— BEGIN RECORDS SHOWN —

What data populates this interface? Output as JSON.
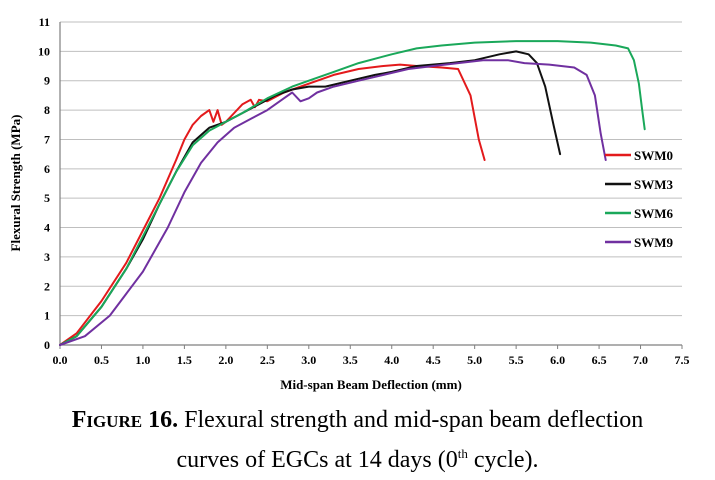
{
  "chart_data": {
    "type": "line",
    "xlabel": "Mid-span Beam Deflection (mm)",
    "ylabel": "Flexural Strength (MPa)",
    "xlim": [
      0,
      7.5
    ],
    "ylim": [
      0,
      11
    ],
    "x_ticks": [
      "0.0",
      "0.5",
      "1.0",
      "1.5",
      "2.0",
      "2.5",
      "3.0",
      "3.5",
      "4.0",
      "4.5",
      "5.0",
      "5.5",
      "6.0",
      "6.5",
      "7.0",
      "7.5"
    ],
    "y_ticks": [
      "0",
      "1",
      "2",
      "3",
      "4",
      "5",
      "6",
      "7",
      "8",
      "9",
      "10",
      "11"
    ],
    "grid": "horizontal",
    "legend_position": "right",
    "series": [
      {
        "name": "SWM0",
        "color": "#e31a1c",
        "x": [
          0,
          0.2,
          0.5,
          0.8,
          1.0,
          1.2,
          1.4,
          1.5,
          1.6,
          1.7,
          1.8,
          1.85,
          1.9,
          1.95,
          2.0,
          2.1,
          2.2,
          2.3,
          2.35,
          2.4,
          2.5,
          2.7,
          3.0,
          3.3,
          3.6,
          3.9,
          4.1,
          4.3,
          4.6,
          4.8,
          4.95,
          5.05,
          5.12
        ],
        "y": [
          0,
          0.4,
          1.5,
          2.8,
          3.9,
          5.0,
          6.3,
          7.0,
          7.5,
          7.8,
          8.0,
          7.6,
          8.0,
          7.5,
          7.6,
          7.9,
          8.2,
          8.35,
          8.1,
          8.35,
          8.3,
          8.6,
          8.9,
          9.2,
          9.4,
          9.5,
          9.55,
          9.5,
          9.45,
          9.4,
          8.5,
          7.0,
          6.3
        ]
      },
      {
        "name": "SWM3",
        "color": "#111111",
        "x": [
          0,
          0.2,
          0.5,
          0.8,
          1.0,
          1.2,
          1.4,
          1.6,
          1.8,
          2.0,
          2.2,
          2.4,
          2.6,
          2.8,
          3.0,
          3.2,
          3.5,
          3.8,
          4.0,
          4.3,
          4.7,
          5.0,
          5.3,
          5.5,
          5.65,
          5.75,
          5.85,
          5.95,
          6.03
        ],
        "y": [
          0,
          0.3,
          1.3,
          2.6,
          3.6,
          4.8,
          5.9,
          6.9,
          7.4,
          7.6,
          7.9,
          8.2,
          8.5,
          8.7,
          8.8,
          8.8,
          9.0,
          9.2,
          9.3,
          9.5,
          9.6,
          9.7,
          9.9,
          10.0,
          9.9,
          9.6,
          8.8,
          7.5,
          6.5
        ]
      },
      {
        "name": "SWM6",
        "color": "#1aa85a",
        "x": [
          0,
          0.2,
          0.5,
          0.8,
          1.0,
          1.2,
          1.4,
          1.6,
          1.8,
          2.0,
          2.2,
          2.5,
          2.8,
          3.0,
          3.3,
          3.6,
          4.0,
          4.3,
          4.6,
          5.0,
          5.5,
          6.0,
          6.4,
          6.7,
          6.85,
          6.92,
          6.98,
          7.02,
          7.05
        ],
        "y": [
          0,
          0.3,
          1.3,
          2.6,
          3.7,
          4.8,
          5.9,
          6.8,
          7.3,
          7.6,
          7.9,
          8.4,
          8.8,
          9.0,
          9.3,
          9.6,
          9.9,
          10.1,
          10.2,
          10.3,
          10.35,
          10.35,
          10.3,
          10.2,
          10.1,
          9.7,
          8.9,
          8.0,
          7.35
        ]
      },
      {
        "name": "SWM9",
        "color": "#7030a0",
        "x": [
          0,
          0.3,
          0.6,
          1.0,
          1.3,
          1.5,
          1.7,
          1.9,
          2.1,
          2.3,
          2.5,
          2.7,
          2.8,
          2.9,
          3.0,
          3.1,
          3.3,
          3.6,
          3.9,
          4.2,
          4.5,
          4.8,
          5.1,
          5.4,
          5.6,
          5.9,
          6.2,
          6.35,
          6.45,
          6.52,
          6.58
        ],
        "y": [
          0,
          0.3,
          1.0,
          2.5,
          4.0,
          5.2,
          6.2,
          6.9,
          7.4,
          7.7,
          8.0,
          8.4,
          8.6,
          8.3,
          8.4,
          8.6,
          8.8,
          9.0,
          9.2,
          9.4,
          9.5,
          9.6,
          9.7,
          9.7,
          9.6,
          9.55,
          9.45,
          9.2,
          8.5,
          7.2,
          6.3
        ]
      }
    ]
  },
  "caption": {
    "label": "Figure 16.",
    "text_line1": " Flexural strength and mid-span beam deflection",
    "text_line2_pre": "curves of EGCs at 14 days (0",
    "superscript": "th",
    "text_line2_post": " cycle)."
  }
}
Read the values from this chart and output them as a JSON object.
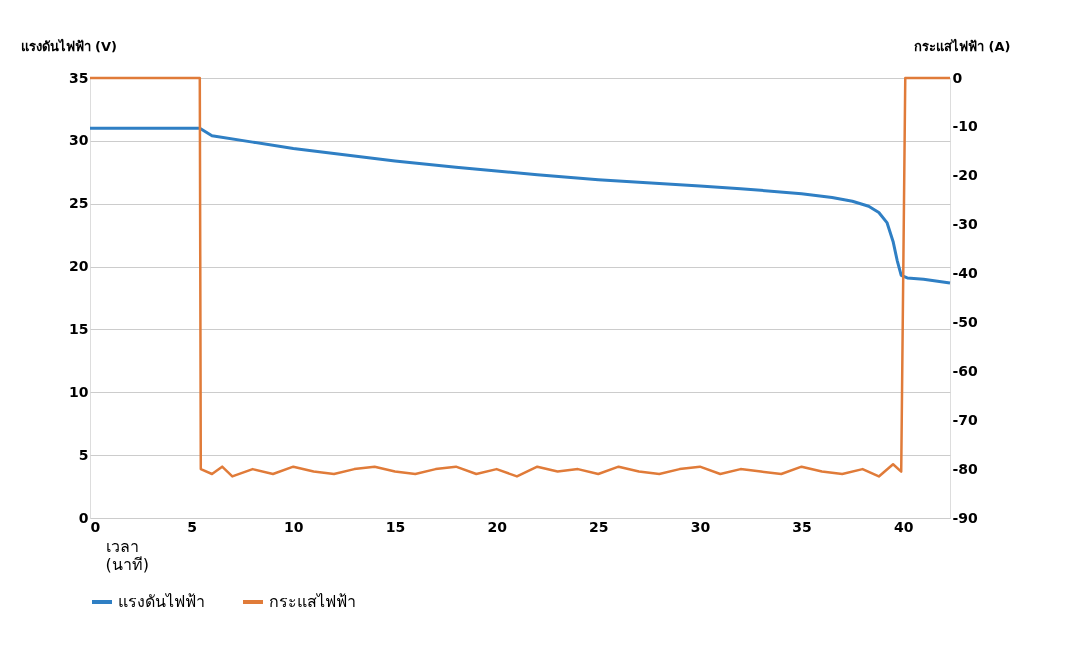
{
  "chart_data": {
    "type": "line",
    "xlabel": "เวลา (นาที)",
    "ylabel": "แรงดันไฟฟ้า (V)",
    "y2label": "กระแสไฟฟ้า (A)",
    "xlim": [
      0,
      42.3
    ],
    "xticks": [
      0,
      5,
      10,
      15,
      20,
      25,
      30,
      35,
      40
    ],
    "ylim": [
      0,
      35
    ],
    "yticks": [
      0,
      5,
      10,
      15,
      20,
      25,
      30,
      35
    ],
    "y2lim": [
      -90,
      0
    ],
    "y2ticks": [
      -90,
      -80,
      -70,
      -60,
      -50,
      -40,
      -30,
      -20,
      -10,
      0
    ],
    "grid": "y",
    "legend": "bottom",
    "marker": "none",
    "line_style": "solid",
    "series": [
      {
        "name": "แรงดันไฟฟ้า",
        "color": "#2f7fc4",
        "x": [
          0,
          2,
          4,
          5.4,
          6,
          8,
          10,
          12,
          15,
          18,
          20,
          22,
          25,
          28,
          30,
          32,
          35,
          36.5,
          37.5,
          38.3,
          38.8,
          39.2,
          39.5,
          39.7,
          39.9,
          40.2,
          41,
          42.3
        ],
        "values": [
          31,
          31,
          31,
          31,
          30.4,
          29.9,
          29.4,
          29.0,
          28.4,
          27.9,
          27.6,
          27.3,
          26.9,
          26.6,
          26.4,
          26.2,
          25.8,
          25.5,
          25.2,
          24.8,
          24.3,
          23.5,
          22.0,
          20.5,
          19.3,
          19.1,
          19.0,
          18.7
        ]
      },
      {
        "name": "กระแสไฟฟ้า",
        "color": "#e07b39",
        "axis": "y2",
        "x": [
          0,
          5.4,
          5.45,
          6,
          6.5,
          7,
          8,
          9,
          10,
          11,
          12,
          13,
          14,
          15,
          16,
          17,
          18,
          19,
          20,
          21,
          22,
          23,
          24,
          25,
          26,
          27,
          28,
          29,
          30,
          31,
          32,
          33,
          34,
          35,
          36,
          37,
          38,
          38.8,
          39.5,
          39.9,
          40.1,
          42.3
        ],
        "values": [
          0,
          0,
          -80,
          -81,
          -79.5,
          -81.5,
          -80,
          -81,
          -79.5,
          -80.5,
          -81,
          -80,
          -79.5,
          -80.5,
          -81,
          -80,
          -79.5,
          -81,
          -80,
          -81.5,
          -79.5,
          -80.5,
          -80,
          -81,
          -79.5,
          -80.5,
          -81,
          -80,
          -79.5,
          -81,
          -80,
          -80.5,
          -81,
          -79.5,
          -80.5,
          -81,
          -80,
          -81.5,
          -79,
          -80.5,
          0,
          0
        ]
      }
    ]
  }
}
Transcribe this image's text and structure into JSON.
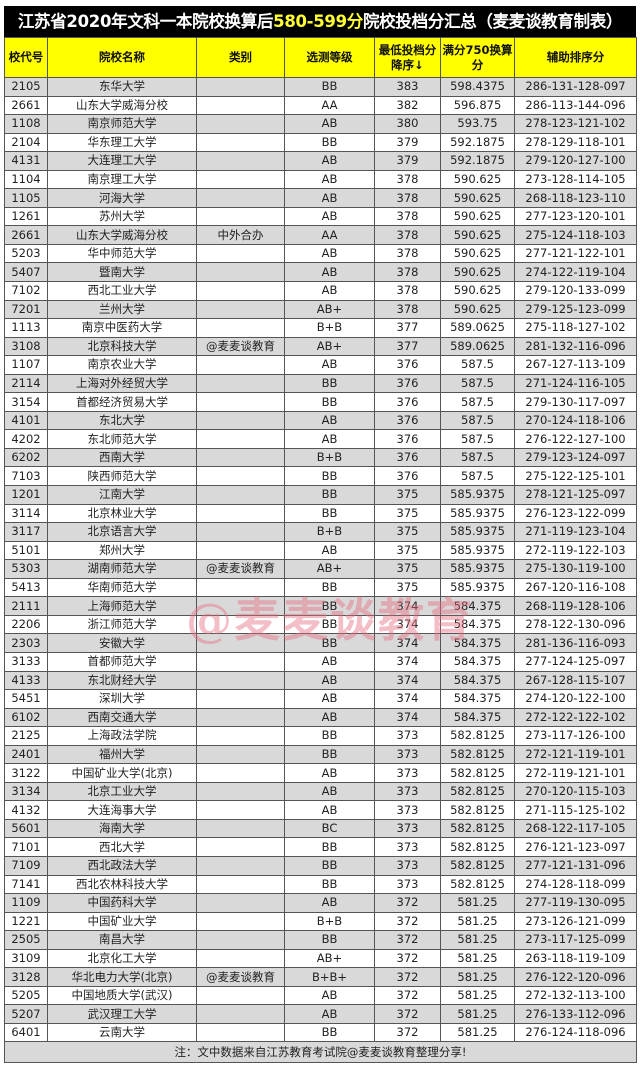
{
  "title": {
    "prefix": "江苏省2020年文科一本院校换算后",
    "highlight": "580-599分",
    "suffix": "院校投档分汇总（麦麦谈教育制表）",
    "highlight_color": "#ffff33"
  },
  "headers": [
    "校代号",
    "院校名称",
    "类别",
    "选测等级",
    "最低投档分降序↓",
    "满分750换算分",
    "辅助排序分"
  ],
  "rows": [
    [
      "2105",
      "东华大学",
      "",
      "BB",
      "383",
      "598.4375",
      "286-131-128-097"
    ],
    [
      "2661",
      "山东大学威海分校",
      "",
      "AA",
      "382",
      "596.875",
      "286-113-144-096"
    ],
    [
      "1108",
      "南京师范大学",
      "",
      "AB",
      "380",
      "593.75",
      "278-123-121-102"
    ],
    [
      "2104",
      "华东理工大学",
      "",
      "BB",
      "379",
      "592.1875",
      "278-129-118-101"
    ],
    [
      "4131",
      "大连理工大学",
      "",
      "AB",
      "379",
      "592.1875",
      "279-120-127-100"
    ],
    [
      "1104",
      "南京理工大学",
      "",
      "AB",
      "378",
      "590.625",
      "273-128-114-105"
    ],
    [
      "1105",
      "河海大学",
      "",
      "AB",
      "378",
      "590.625",
      "268-118-123-110"
    ],
    [
      "1261",
      "苏州大学",
      "",
      "AB",
      "378",
      "590.625",
      "277-123-120-101"
    ],
    [
      "2661",
      "山东大学威海分校",
      "中外合办",
      "AA",
      "378",
      "590.625",
      "275-124-118-103"
    ],
    [
      "5203",
      "华中师范大学",
      "",
      "AB",
      "378",
      "590.625",
      "277-121-122-101"
    ],
    [
      "5407",
      "暨南大学",
      "",
      "AB",
      "378",
      "590.625",
      "274-122-119-104"
    ],
    [
      "7102",
      "西北工业大学",
      "",
      "AB",
      "378",
      "590.625",
      "279-120-133-099"
    ],
    [
      "7201",
      "兰州大学",
      "",
      "AB+",
      "378",
      "590.625",
      "279-125-123-099"
    ],
    [
      "1113",
      "南京中医药大学",
      "",
      "B+B",
      "377",
      "589.0625",
      "275-118-127-102"
    ],
    [
      "3108",
      "北京科技大学",
      "@麦麦谈教育",
      "AB+",
      "377",
      "589.0625",
      "281-132-116-096"
    ],
    [
      "1107",
      "南京农业大学",
      "",
      "AB",
      "376",
      "587.5",
      "267-127-113-109"
    ],
    [
      "2114",
      "上海对外经贸大学",
      "",
      "BB",
      "376",
      "587.5",
      "271-124-116-105"
    ],
    [
      "3154",
      "首都经济贸易大学",
      "",
      "BB",
      "376",
      "587.5",
      "279-130-117-097"
    ],
    [
      "4101",
      "东北大学",
      "",
      "AB",
      "376",
      "587.5",
      "270-124-118-106"
    ],
    [
      "4202",
      "东北师范大学",
      "",
      "AB",
      "376",
      "587.5",
      "276-122-127-100"
    ],
    [
      "6202",
      "西南大学",
      "",
      "B+B",
      "376",
      "587.5",
      "279-123-124-097"
    ],
    [
      "7103",
      "陕西师范大学",
      "",
      "BB",
      "376",
      "587.5",
      "275-122-125-101"
    ],
    [
      "1201",
      "江南大学",
      "",
      "BB",
      "375",
      "585.9375",
      "278-121-125-097"
    ],
    [
      "3114",
      "北京林业大学",
      "",
      "BB",
      "375",
      "585.9375",
      "276-123-122-099"
    ],
    [
      "3117",
      "北京语言大学",
      "",
      "B+B",
      "375",
      "585.9375",
      "271-119-123-104"
    ],
    [
      "5101",
      "郑州大学",
      "",
      "AB",
      "375",
      "585.9375",
      "272-119-122-103"
    ],
    [
      "5303",
      "湖南师范大学",
      "@麦麦谈教育",
      "AB+",
      "375",
      "585.9375",
      "275-130-119-100"
    ],
    [
      "5413",
      "华南师范大学",
      "",
      "BB",
      "375",
      "585.9375",
      "267-120-116-108"
    ],
    [
      "2111",
      "上海师范大学",
      "",
      "BB",
      "374",
      "584.375",
      "268-119-128-106"
    ],
    [
      "2206",
      "浙江师范大学",
      "",
      "BB",
      "374",
      "584.375",
      "278-122-130-096"
    ],
    [
      "2303",
      "安徽大学",
      "",
      "BB",
      "374",
      "584.375",
      "281-136-116-093"
    ],
    [
      "3133",
      "首都师范大学",
      "",
      "AB",
      "374",
      "584.375",
      "277-124-125-097"
    ],
    [
      "4133",
      "东北财经大学",
      "",
      "AB",
      "374",
      "584.375",
      "267-128-115-107"
    ],
    [
      "5451",
      "深圳大学",
      "",
      "AB",
      "374",
      "584.375",
      "274-120-122-100"
    ],
    [
      "6102",
      "西南交通大学",
      "",
      "AB",
      "374",
      "584.375",
      "272-122-122-102"
    ],
    [
      "2125",
      "上海政法学院",
      "",
      "BB",
      "373",
      "582.8125",
      "273-117-126-100"
    ],
    [
      "2401",
      "福州大学",
      "",
      "BB",
      "373",
      "582.8125",
      "272-121-119-101"
    ],
    [
      "3122",
      "中国矿业大学(北京)",
      "",
      "AB",
      "373",
      "582.8125",
      "272-119-121-101"
    ],
    [
      "3134",
      "北京工业大学",
      "",
      "AB",
      "373",
      "582.8125",
      "270-120-115-103"
    ],
    [
      "4132",
      "大连海事大学",
      "",
      "AB",
      "373",
      "582.8125",
      "271-115-125-102"
    ],
    [
      "5601",
      "海南大学",
      "",
      "BC",
      "373",
      "582.8125",
      "268-122-117-105"
    ],
    [
      "7101",
      "西北大学",
      "",
      "BB",
      "373",
      "582.8125",
      "276-121-123-097"
    ],
    [
      "7109",
      "西北政法大学",
      "",
      "BB",
      "373",
      "582.8125",
      "277-121-131-096"
    ],
    [
      "7141",
      "西北农林科技大学",
      "",
      "BB",
      "373",
      "582.8125",
      "274-128-118-099"
    ],
    [
      "1109",
      "中国药科大学",
      "",
      "AB",
      "372",
      "581.25",
      "277-119-130-095"
    ],
    [
      "1221",
      "中国矿业大学",
      "",
      "B+B",
      "372",
      "581.25",
      "273-126-121-099"
    ],
    [
      "2505",
      "南昌大学",
      "",
      "BB",
      "372",
      "581.25",
      "273-117-125-099"
    ],
    [
      "3109",
      "北京化工大学",
      "",
      "AB+",
      "372",
      "581.25",
      "263-118-119-109"
    ],
    [
      "3128",
      "华北电力大学(北京)",
      "@麦麦谈教育",
      "B+B+",
      "372",
      "581.25",
      "276-122-120-096"
    ],
    [
      "5205",
      "中国地质大学(武汉)",
      "",
      "AB",
      "372",
      "581.25",
      "272-132-113-100"
    ],
    [
      "5207",
      "武汉理工大学",
      "",
      "AB",
      "372",
      "581.25",
      "276-133-112-096"
    ],
    [
      "6401",
      "云南大学",
      "",
      "BB",
      "372",
      "581.25",
      "276-124-118-096"
    ]
  ],
  "footer": "注：文中数据来自江苏教育考试院@麦麦谈教育整理分享!",
  "watermark": "@麦麦谈教育",
  "colors": {
    "header_bg": "#ffff00",
    "stripe": "#d9d9d9",
    "title_bg": "#000000"
  }
}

— END RECORDS SHOWN —

REQUEST :: Say how many lines of the data include the word "กระแสไฟฟ". Nothing other than the number should be given.

EXPECTED ANSWER :: 2